Work request 1 - In the discussion of myeloma treatment, what outcome did elotuzumab with pomalidomide and dexamethasone have?
Work request 2 - Continue the discussion of relapsed myeloma treatment from its last sentence.

Provided text -

○ ○ ○ ○

Then there is tumor-based, whether this is a high-risk patient or somebody with a biochemical relapse. Somebody who was on maintenance therapy, and their M [myeloma protein] spike went from 0 to 0.2, to 0.5, over a period of time. All of that plays into how a patient does. And moreover, the patient has an important aspect regarding the treatment choice. Because they have gone into first remission, they are a good durable remission, and they’re re-engaged in their life. This is because initially it was a turmoil.
It turned their life upside down. Now they are re-engaged in their life, and they are back to work. They are interested in minimizing the amount of interruption again by the relapse and the treatment. So that is why it is not a cookie cutter approach that I use. It depends upon prior exposure, and the availability of that.
Going back to the backbone discussion, we can build a backbone with an IMiD [immunomodulatory imide drug] or a proteasome inhibitor with an antibody as 1 of the options. Because DVd—the daratumumab, Velcade, dexamethasone—has shown to be effective. Pomalidomide as a backbone, with the daratumumab, and now with isatuximab. Elotuzumab with pomalidomide, dexamethasone had an equivalent outcome like DARA [daratumumab], so we don’t even have to hesitate which one we want to use. So these are options….
Ola Landgren, MD, PhD: Also carfilzomib, daratumumab, dexamethasone is also about to read out. The preliminary data have been from smaller studies. There was a BLOOD paper showing excellent response.
Sundar Jagannath, MD: Yes. It was a proteasome inhibitor with it and daratumumab. You’ve got to remember that before daratumumab and the monoclonal antibody came, there were drugs, putting a patient who had Velcade before on Kyprolis now. They had Revlimid before, they go on pomalidomide now. So you have KPd [carfilzomib, pomalidomide and dexamethasone] as 1 of the treatment arms as well. It all depends upon a mix, so it is very difficult for me to actually tell, “This is what I use.” For frontline therapy we can say, “This is what I use,” much more readily. But in a relapsed patient, I don’t have the recipe changes.

○ ○ ○ ○

Data section -
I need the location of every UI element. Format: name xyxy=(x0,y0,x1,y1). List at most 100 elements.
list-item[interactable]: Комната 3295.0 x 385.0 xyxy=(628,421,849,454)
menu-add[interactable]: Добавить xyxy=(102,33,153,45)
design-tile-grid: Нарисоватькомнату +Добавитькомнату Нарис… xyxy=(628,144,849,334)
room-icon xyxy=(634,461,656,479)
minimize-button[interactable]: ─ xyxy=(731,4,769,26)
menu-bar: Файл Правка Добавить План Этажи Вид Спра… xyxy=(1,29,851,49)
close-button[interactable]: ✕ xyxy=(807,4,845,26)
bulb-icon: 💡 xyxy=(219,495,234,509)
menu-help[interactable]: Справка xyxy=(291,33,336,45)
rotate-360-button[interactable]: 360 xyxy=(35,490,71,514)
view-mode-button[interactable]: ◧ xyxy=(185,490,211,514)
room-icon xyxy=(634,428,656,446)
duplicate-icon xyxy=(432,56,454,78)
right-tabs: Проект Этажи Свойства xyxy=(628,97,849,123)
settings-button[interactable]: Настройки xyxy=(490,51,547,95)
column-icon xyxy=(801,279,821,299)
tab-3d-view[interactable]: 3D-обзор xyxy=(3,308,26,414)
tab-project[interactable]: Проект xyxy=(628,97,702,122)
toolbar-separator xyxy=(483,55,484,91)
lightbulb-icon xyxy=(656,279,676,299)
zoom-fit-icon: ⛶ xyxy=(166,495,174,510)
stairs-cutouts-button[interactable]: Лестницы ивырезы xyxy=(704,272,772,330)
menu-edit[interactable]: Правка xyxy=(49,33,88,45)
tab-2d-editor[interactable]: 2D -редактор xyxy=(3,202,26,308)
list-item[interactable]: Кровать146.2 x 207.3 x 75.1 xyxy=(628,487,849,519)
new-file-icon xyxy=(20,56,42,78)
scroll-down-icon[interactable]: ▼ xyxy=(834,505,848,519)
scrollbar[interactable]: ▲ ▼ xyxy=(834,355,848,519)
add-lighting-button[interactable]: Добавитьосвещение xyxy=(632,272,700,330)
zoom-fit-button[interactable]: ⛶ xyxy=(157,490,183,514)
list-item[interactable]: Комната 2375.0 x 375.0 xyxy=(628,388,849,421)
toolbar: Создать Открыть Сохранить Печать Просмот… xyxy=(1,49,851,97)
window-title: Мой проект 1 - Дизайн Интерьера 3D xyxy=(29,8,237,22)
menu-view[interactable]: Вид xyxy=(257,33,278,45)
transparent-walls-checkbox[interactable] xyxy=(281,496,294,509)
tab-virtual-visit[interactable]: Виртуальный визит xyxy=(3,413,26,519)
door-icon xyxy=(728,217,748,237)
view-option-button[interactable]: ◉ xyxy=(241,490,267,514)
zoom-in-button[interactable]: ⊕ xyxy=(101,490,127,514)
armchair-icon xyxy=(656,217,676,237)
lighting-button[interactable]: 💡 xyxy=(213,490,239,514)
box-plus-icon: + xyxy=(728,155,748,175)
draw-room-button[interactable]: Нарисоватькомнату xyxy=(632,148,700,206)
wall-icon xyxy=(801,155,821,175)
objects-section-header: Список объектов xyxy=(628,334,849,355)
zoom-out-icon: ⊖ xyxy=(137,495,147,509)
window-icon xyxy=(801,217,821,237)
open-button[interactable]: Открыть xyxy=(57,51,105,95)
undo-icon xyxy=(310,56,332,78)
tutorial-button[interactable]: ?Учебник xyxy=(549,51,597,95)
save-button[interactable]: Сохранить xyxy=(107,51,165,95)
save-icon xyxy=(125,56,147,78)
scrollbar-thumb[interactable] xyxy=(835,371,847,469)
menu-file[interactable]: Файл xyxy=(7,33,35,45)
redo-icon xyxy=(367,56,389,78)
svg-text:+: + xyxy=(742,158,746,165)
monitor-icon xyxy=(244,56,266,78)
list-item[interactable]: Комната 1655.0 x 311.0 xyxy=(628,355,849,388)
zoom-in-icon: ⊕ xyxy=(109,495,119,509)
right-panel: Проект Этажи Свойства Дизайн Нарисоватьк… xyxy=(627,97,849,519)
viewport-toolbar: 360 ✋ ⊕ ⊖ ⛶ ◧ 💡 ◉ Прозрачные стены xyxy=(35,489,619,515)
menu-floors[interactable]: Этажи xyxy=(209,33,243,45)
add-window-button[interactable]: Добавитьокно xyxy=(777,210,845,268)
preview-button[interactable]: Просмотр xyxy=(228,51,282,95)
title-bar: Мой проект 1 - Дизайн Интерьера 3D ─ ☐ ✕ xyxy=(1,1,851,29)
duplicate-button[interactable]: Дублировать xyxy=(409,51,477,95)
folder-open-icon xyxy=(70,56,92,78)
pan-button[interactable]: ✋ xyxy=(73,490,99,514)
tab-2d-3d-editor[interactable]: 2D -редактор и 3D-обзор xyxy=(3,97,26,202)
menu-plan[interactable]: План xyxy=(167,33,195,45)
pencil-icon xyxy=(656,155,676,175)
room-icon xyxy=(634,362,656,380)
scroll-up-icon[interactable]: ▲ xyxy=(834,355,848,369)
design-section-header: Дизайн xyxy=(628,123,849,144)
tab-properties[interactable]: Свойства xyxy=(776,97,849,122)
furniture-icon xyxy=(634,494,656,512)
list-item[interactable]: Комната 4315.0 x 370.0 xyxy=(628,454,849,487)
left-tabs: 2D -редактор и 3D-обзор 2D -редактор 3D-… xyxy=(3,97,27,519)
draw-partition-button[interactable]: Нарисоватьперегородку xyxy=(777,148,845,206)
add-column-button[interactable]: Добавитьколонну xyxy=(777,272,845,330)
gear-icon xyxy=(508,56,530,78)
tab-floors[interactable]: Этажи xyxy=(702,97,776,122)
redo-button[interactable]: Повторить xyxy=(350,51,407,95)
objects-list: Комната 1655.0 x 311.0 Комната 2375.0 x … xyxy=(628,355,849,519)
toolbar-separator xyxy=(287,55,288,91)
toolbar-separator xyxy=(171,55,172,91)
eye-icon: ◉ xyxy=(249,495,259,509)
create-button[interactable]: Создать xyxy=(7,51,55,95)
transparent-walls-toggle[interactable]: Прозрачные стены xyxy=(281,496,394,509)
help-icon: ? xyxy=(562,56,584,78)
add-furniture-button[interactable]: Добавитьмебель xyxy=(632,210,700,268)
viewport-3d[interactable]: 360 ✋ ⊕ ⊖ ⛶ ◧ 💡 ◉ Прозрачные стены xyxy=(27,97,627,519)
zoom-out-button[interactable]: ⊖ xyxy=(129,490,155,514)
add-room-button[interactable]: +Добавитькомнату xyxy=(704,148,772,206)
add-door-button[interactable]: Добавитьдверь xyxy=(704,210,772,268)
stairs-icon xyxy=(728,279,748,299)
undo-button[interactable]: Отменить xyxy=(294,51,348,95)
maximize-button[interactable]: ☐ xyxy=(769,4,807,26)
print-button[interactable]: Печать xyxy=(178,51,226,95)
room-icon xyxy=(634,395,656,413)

○ ○ ○ ○

Task output 1 - It had an equivalent outcome like daratumumab.

Task output 2 -
Ola Landgren, MD, PhD: But do you use Revlimid maintenance on many, or not so many patients?
Sundar Jagannath, MD: Yes, we do.
Ola Landgren, MD, PhD: They do relapse on Revlimid. Do you still use Revlimid in the relapsed?
Sundar Jagannath, MD: In the relapsed setting, because we have been focusing on a lot of clinical trials in relapsed patients, I consult the newly diagnosed myeloma patient and send it back to the community. How they come back to me varies. There are patients who would have gone through transplant on no maintenance. Because the patient didn’t want maintenance, or they were on maintenance for 2 to 3 months. But then they had a rash, or they had diarrhea, and then they discontinued. Then they didn’t want on, or the relapse has happened a year after they have discontinued maintenance. The patient comes to you in many different ways.
Ola Landgren, MD, PhD: There’s a broad range of presentations.
Sundar Jagannath, MD: Broad range. In the front line, at least, I can give you a cookie cutter recipe.
Ola Landgren, MD, PhD: Sure.
Sundar Jagannath, MD: In a relapsed situation, you have to have some more information and insight on the patient. This is because relapsed patients are detected. They are not undetected people because they are being monitored since they are relapsed.
Ola Landgren, MD, PhD: Right.
Sundar Jagannath, MD: You’re picking up the relapse a little bit earlier. There is also so-called clinical relapse, or symptomatic relapse, I should say. Everybody’s relapse is a clinical relapse. For a symptomatic relapse, a PET [positron emission tomography] showed a lesion or something like that, or creatinine is going up. Then are asymptomatic relapses because we follow these patients and get the paraprotein level done. So all of this plays into the role.